### TASK STATEMENT
Go through the listing below and list every line with "území".

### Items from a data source
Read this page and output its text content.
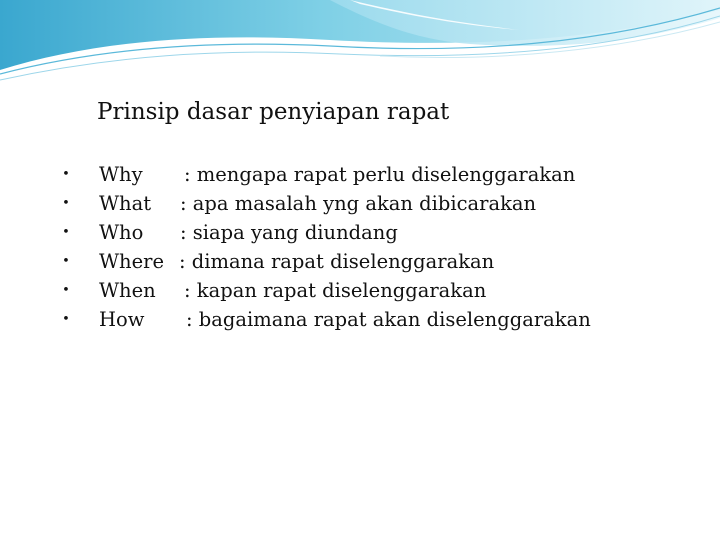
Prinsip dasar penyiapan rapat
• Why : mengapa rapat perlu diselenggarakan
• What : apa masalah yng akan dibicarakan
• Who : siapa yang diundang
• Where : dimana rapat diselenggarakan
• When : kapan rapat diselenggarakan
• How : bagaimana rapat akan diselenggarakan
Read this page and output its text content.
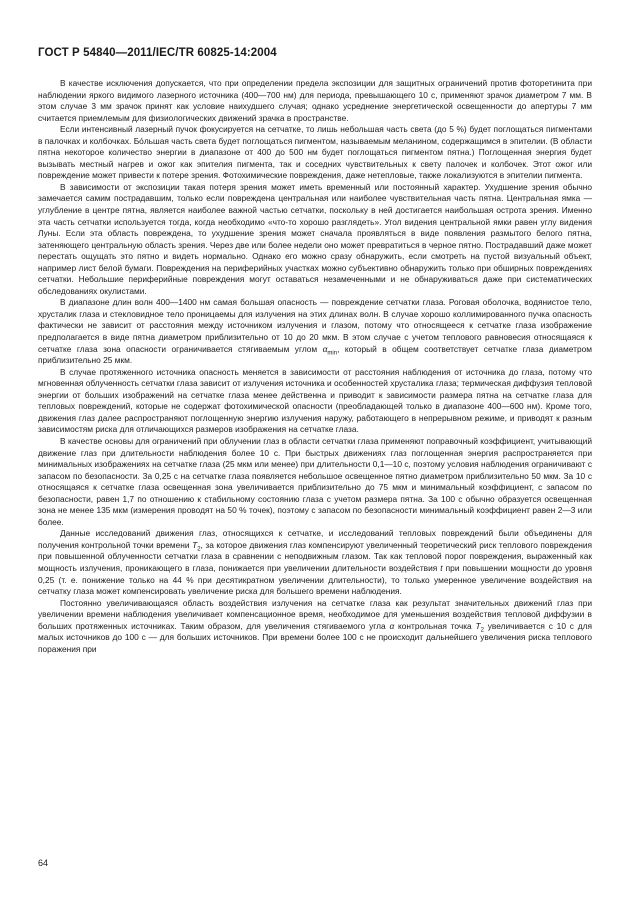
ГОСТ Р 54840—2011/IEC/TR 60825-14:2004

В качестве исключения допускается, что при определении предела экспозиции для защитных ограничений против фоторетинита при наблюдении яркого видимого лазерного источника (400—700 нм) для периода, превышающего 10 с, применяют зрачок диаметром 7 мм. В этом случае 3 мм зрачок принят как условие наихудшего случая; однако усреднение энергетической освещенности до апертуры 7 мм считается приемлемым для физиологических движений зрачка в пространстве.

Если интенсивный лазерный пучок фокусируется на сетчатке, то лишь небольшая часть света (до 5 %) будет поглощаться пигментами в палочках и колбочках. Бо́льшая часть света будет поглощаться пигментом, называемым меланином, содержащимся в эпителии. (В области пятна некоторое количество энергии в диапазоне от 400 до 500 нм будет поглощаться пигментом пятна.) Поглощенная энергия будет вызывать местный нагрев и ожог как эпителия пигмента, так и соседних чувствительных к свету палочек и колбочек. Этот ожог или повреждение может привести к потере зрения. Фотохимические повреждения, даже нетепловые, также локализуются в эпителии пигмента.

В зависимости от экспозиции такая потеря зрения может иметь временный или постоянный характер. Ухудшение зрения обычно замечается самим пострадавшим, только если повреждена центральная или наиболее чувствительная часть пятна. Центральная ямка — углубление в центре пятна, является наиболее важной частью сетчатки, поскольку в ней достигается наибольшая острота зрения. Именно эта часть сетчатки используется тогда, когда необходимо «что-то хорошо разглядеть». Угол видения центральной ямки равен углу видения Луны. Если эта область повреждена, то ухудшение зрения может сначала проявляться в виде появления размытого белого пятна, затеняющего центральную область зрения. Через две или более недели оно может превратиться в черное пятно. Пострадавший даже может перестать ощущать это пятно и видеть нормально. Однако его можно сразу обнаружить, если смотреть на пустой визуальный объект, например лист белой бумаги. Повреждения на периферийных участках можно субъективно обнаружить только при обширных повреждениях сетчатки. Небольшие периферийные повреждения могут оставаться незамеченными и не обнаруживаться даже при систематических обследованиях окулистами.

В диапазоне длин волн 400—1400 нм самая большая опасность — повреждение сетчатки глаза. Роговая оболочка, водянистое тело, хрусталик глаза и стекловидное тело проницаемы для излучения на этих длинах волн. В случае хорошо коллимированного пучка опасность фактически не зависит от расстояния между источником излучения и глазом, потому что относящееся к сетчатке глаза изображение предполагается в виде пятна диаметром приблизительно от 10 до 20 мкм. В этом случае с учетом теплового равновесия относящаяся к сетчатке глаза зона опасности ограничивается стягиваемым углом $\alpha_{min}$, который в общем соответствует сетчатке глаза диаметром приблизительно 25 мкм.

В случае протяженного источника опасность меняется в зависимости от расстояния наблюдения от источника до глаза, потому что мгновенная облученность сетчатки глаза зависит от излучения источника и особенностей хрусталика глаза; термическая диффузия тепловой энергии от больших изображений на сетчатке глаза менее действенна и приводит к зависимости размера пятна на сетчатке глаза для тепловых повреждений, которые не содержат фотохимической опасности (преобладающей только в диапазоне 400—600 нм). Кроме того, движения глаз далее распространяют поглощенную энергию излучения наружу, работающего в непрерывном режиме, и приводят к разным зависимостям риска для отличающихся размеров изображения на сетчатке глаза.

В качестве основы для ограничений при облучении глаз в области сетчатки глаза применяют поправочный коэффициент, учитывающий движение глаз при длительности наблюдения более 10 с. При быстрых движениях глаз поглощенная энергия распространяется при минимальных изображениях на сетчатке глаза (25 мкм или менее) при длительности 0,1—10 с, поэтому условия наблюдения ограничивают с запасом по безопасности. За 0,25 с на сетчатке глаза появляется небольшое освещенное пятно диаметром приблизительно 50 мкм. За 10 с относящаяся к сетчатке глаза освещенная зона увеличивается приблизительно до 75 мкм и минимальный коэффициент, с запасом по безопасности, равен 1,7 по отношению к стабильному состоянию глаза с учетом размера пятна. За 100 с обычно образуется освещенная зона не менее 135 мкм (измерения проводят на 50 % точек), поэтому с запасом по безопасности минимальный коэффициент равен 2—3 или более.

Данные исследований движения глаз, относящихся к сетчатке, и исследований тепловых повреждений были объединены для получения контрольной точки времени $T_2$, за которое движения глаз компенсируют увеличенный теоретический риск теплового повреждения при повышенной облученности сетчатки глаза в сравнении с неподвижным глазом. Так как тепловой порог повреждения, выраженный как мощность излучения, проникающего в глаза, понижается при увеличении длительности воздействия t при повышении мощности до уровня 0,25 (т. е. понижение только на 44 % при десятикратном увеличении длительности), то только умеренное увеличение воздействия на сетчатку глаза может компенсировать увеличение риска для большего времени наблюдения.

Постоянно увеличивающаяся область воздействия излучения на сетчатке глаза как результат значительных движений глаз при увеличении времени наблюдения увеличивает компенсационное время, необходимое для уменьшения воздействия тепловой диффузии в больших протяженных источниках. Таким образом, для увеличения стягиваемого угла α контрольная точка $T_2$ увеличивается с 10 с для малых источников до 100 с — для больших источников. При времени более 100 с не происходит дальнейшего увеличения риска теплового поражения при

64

---

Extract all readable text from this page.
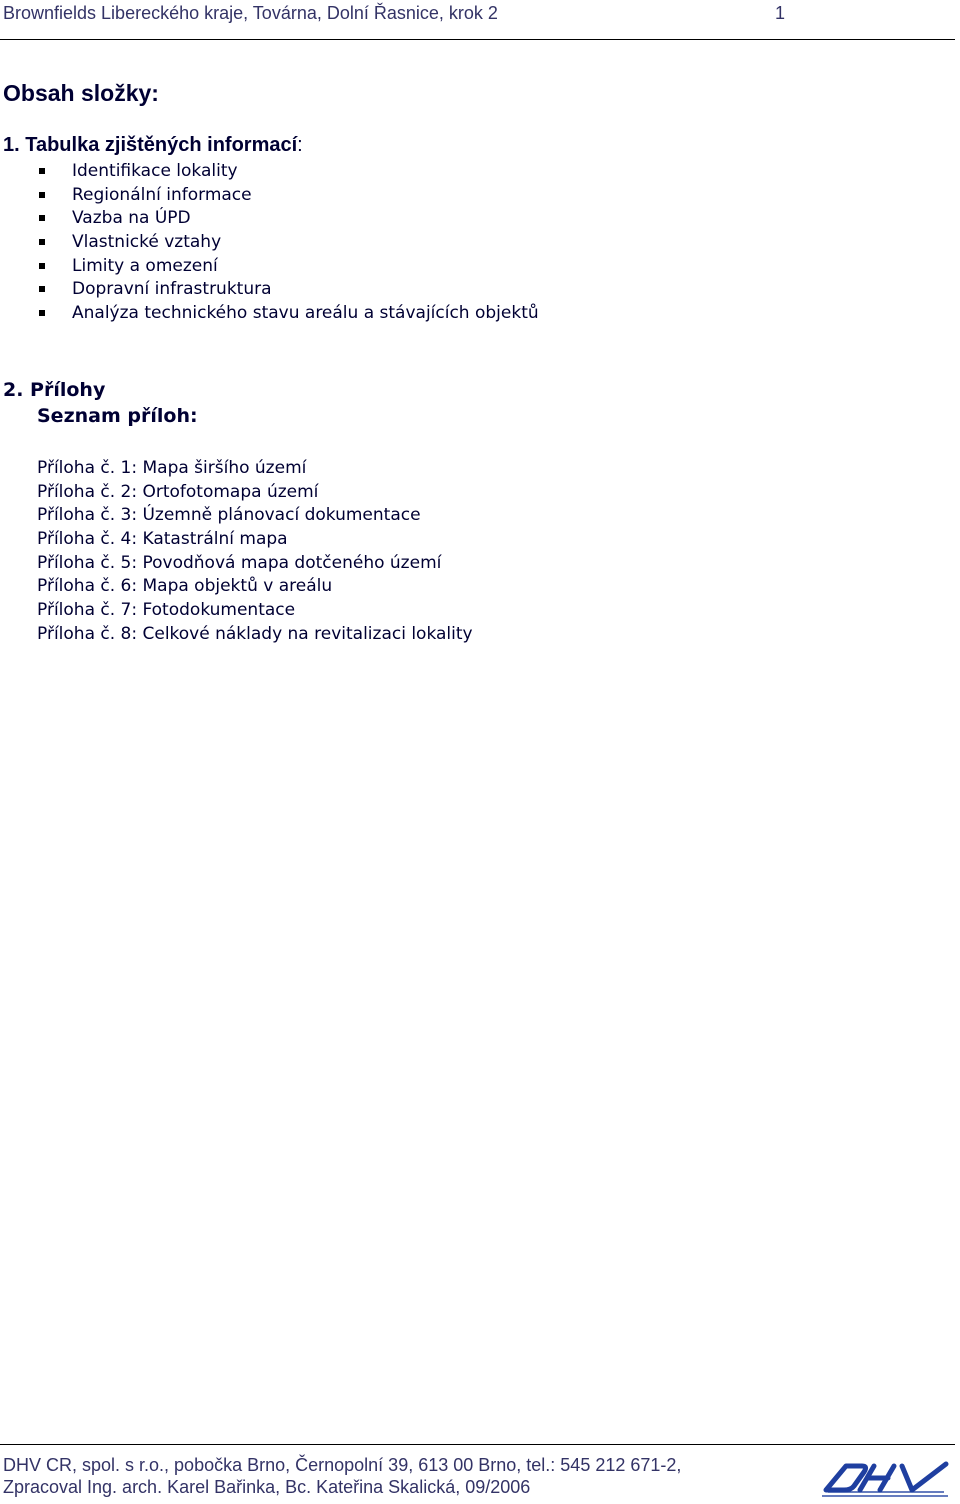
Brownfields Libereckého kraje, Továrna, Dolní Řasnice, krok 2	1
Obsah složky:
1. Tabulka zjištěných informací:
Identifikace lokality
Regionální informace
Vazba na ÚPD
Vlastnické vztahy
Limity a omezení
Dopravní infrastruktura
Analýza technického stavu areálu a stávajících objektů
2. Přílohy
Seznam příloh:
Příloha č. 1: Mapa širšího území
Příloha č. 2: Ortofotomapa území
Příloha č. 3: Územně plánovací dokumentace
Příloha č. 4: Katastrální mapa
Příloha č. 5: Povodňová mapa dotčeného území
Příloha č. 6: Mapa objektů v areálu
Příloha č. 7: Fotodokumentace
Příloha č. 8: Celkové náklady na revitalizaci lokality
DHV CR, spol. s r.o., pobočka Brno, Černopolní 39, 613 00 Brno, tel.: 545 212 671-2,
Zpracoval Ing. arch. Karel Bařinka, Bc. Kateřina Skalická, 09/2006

### ANSWER FOR THE TASK
Příloha č. 1: Mapa širšího území
Příloha č. 2: Ortofotomapa území
Příloha č. 5: Povodňová mapa dotčeného území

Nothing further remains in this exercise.